● What the task requires
Reproduce the full listing as it stands. Images do not belong in the copy.

● Supplied records
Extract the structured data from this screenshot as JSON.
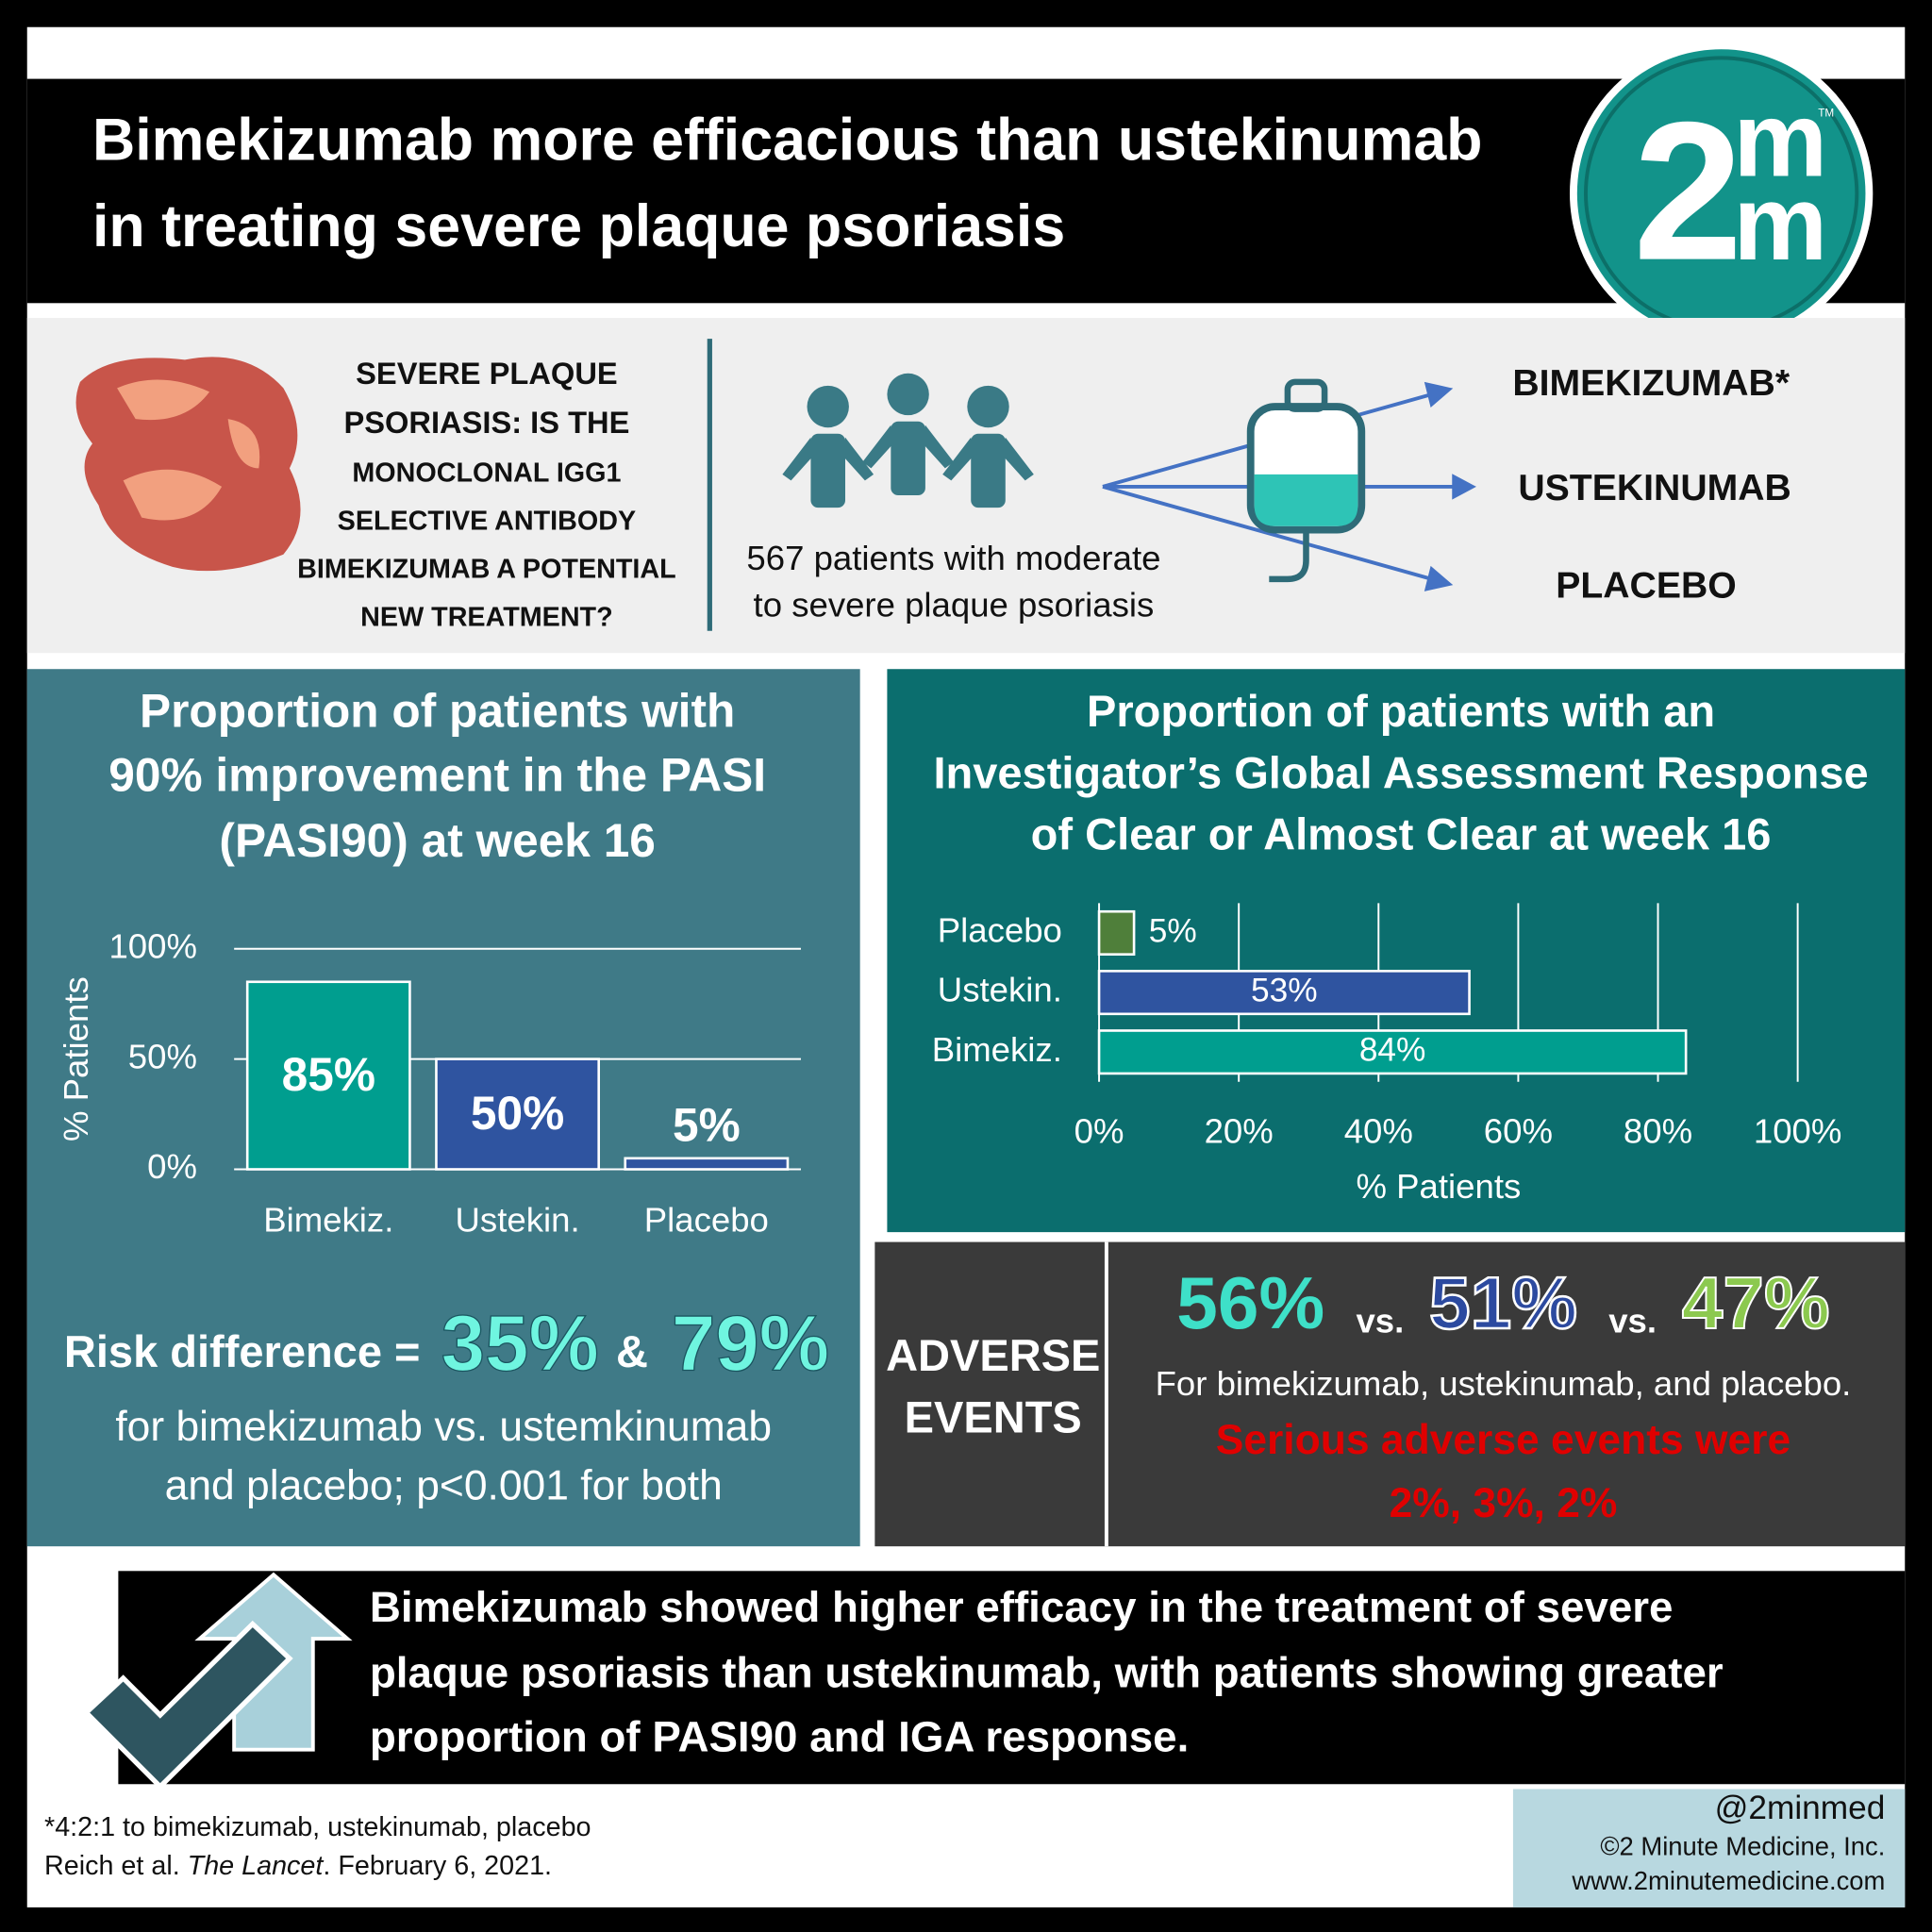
{
  "header": {
    "title_lines": [
      "Bimekizumab more efficacious than ustekinumab",
      "in treating severe plaque psoriasis"
    ],
    "logo": {
      "digit": "2",
      "top": "m",
      "bottom": "m",
      "mark": "TM"
    }
  },
  "intro": {
    "question_lines": [
      "SEVERE PLAQUE",
      "PSORIASIS: IS THE",
      "MONOCLONAL IGG1",
      "SELECTIVE ANTIBODY",
      "BIMEKIZUMAB A POTENTIAL",
      "NEW TREATMENT?"
    ],
    "population_lines": [
      "567 patients with moderate",
      "to severe plaque psoriasis"
    ],
    "arms": [
      "BIMEKIZUMAB*",
      "USTEKINUMAB",
      "PLACEBO"
    ]
  },
  "chart_data": [
    {
      "type": "bar",
      "orientation": "vertical",
      "title_lines": [
        "Proportion of patients with",
        "90% improvement in the PASI",
        "(PASI90) at week 16"
      ],
      "categories": [
        "Bimekiz.",
        "Ustekin.",
        "Placebo"
      ],
      "values": [
        85,
        50,
        5
      ],
      "value_labels": [
        "85%",
        "50%",
        "5%"
      ],
      "colors": [
        "#009e8f",
        "#2f54a0",
        "#2f54a0"
      ],
      "ylabel": "% Patients",
      "ylim": [
        0,
        100
      ],
      "yticks": [
        {
          "value": 0,
          "label": "0%"
        },
        {
          "value": 50,
          "label": "50%"
        },
        {
          "value": 100,
          "label": "100%"
        }
      ],
      "grid": true
    },
    {
      "type": "bar",
      "orientation": "horizontal",
      "title_lines": [
        "Proportion of patients with an",
        "Investigator’s Global Assessment Response",
        "of Clear or Almost Clear at week 16"
      ],
      "categories": [
        "Placebo",
        "Ustekin.",
        "Bimekiz."
      ],
      "values": [
        5,
        53,
        84
      ],
      "value_labels": [
        "5%",
        "53%",
        "84%"
      ],
      "colors": [
        "#4f7f3a",
        "#2f54a0",
        "#009e8f"
      ],
      "xlabel": "% Patients",
      "xlim": [
        0,
        100
      ],
      "xticks": [
        {
          "value": 0,
          "label": "0%"
        },
        {
          "value": 20,
          "label": "20%"
        },
        {
          "value": 40,
          "label": "40%"
        },
        {
          "value": 60,
          "label": "60%"
        },
        {
          "value": 80,
          "label": "80%"
        },
        {
          "value": 100,
          "label": "100%"
        }
      ],
      "grid": true
    }
  ],
  "risk": {
    "label": "Risk difference =",
    "first": "35%",
    "joiner": "&",
    "second": "79%",
    "note_lines": [
      "for bimekizumab vs. ustemkinumab",
      "and placebo; p<0.001 for both"
    ]
  },
  "adverse": {
    "label_lines": [
      "ADVERSE",
      "EVENTS"
    ],
    "rates": [
      "56%",
      "51%",
      "47%"
    ],
    "separator": "vs.",
    "note": "For bimekizumab, ustekinumab, and placebo.",
    "serious_lines": [
      "Serious adverse events were",
      "2%, 3%, 2%"
    ]
  },
  "conclusion_lines": [
    "Bimekizumab showed higher efficacy in the treatment of severe",
    "plaque psoriasis than ustekinumab, with patients showing greater",
    "proportion of PASI90 and IGA response."
  ],
  "footer": {
    "note": "*4:2:1 to bimekizumab, ustekinumab, placebo",
    "citation": {
      "authors": "Reich et al. ",
      "journal": "The Lancet",
      "date": ". February 6, 2021."
    }
  },
  "credit": [
    "@2minmed",
    "©2 Minute Medicine, Inc.",
    "www.2minutemedicine.com"
  ]
}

● Answer space
Extract the structured data from this screenshot as JSON.
{
  "header": {
    "title_lines": [
      "Bimekizumab more efficacious than ustekinumab",
      "in treating severe plaque psoriasis"
    ],
    "logo": {
      "digit": "2",
      "top": "m",
      "bottom": "m",
      "mark": "TM"
    }
  },
  "intro": {
    "question_lines": [
      "SEVERE PLAQUE",
      "PSORIASIS: IS THE",
      "MONOCLONAL IGG1",
      "SELECTIVE ANTIBODY",
      "BIMEKIZUMAB A POTENTIAL",
      "NEW TREATMENT?"
    ],
    "population_lines": [
      "567 patients with moderate",
      "to severe plaque psoriasis"
    ],
    "arms": [
      "BIMEKIZUMAB*",
      "USTEKINUMAB",
      "PLACEBO"
    ]
  },
  "chart_data": [
    {
      "type": "bar",
      "orientation": "vertical",
      "title_lines": [
        "Proportion of patients with",
        "90% improvement in the PASI",
        "(PASI90) at week 16"
      ],
      "categories": [
        "Bimekiz.",
        "Ustekin.",
        "Placebo"
      ],
      "values": [
        85,
        50,
        5
      ],
      "value_labels": [
        "85%",
        "50%",
        "5%"
      ],
      "colors": [
        "#009e8f",
        "#2f54a0",
        "#2f54a0"
      ],
      "ylabel": "% Patients",
      "ylim": [
        0,
        100
      ],
      "yticks": [
        {
          "value": 0,
          "label": "0%"
        },
        {
          "value": 50,
          "label": "50%"
        },
        {
          "value": 100,
          "label": "100%"
        }
      ],
      "grid": true
    },
    {
      "type": "bar",
      "orientation": "horizontal",
      "title_lines": [
        "Proportion of patients with an",
        "Investigator’s Global Assessment Response",
        "of Clear or Almost Clear at week 16"
      ],
      "categories": [
        "Placebo",
        "Ustekin.",
        "Bimekiz."
      ],
      "values": [
        5,
        53,
        84
      ],
      "value_labels": [
        "5%",
        "53%",
        "84%"
      ],
      "colors": [
        "#4f7f3a",
        "#2f54a0",
        "#009e8f"
      ],
      "xlabel": "% Patients",
      "xlim": [
        0,
        100
      ],
      "xticks": [
        {
          "value": 0,
          "label": "0%"
        },
        {
          "value": 20,
          "label": "20%"
        },
        {
          "value": 40,
          "label": "40%"
        },
        {
          "value": 60,
          "label": "60%"
        },
        {
          "value": 80,
          "label": "80%"
        },
        {
          "value": 100,
          "label": "100%"
        }
      ],
      "grid": true
    }
  ],
  "risk": {
    "label": "Risk difference =",
    "first": "35%",
    "joiner": "&",
    "second": "79%",
    "note_lines": [
      "for bimekizumab vs. ustemkinumab",
      "and placebo; p<0.001 for both"
    ]
  },
  "adverse": {
    "label_lines": [
      "ADVERSE",
      "EVENTS"
    ],
    "rates": [
      "56%",
      "51%",
      "47%"
    ],
    "separator": "vs.",
    "note": "For bimekizumab, ustekinumab, and placebo.",
    "serious_lines": [
      "Serious adverse events were",
      "2%, 3%, 2%"
    ]
  },
  "conclusion_lines": [
    "Bimekizumab showed higher efficacy in the treatment of severe",
    "plaque psoriasis than ustekinumab, with patients showing greater",
    "proportion of PASI90 and IGA response."
  ],
  "footer": {
    "note": "*4:2:1 to bimekizumab, ustekinumab, placebo",
    "citation": {
      "authors": "Reich et al. ",
      "journal": "The Lancet",
      "date": ". February 6, 2021."
    }
  },
  "credit": [
    "@2minmed",
    "©2 Minute Medicine, Inc.",
    "www.2minutemedicine.com"
  ]
}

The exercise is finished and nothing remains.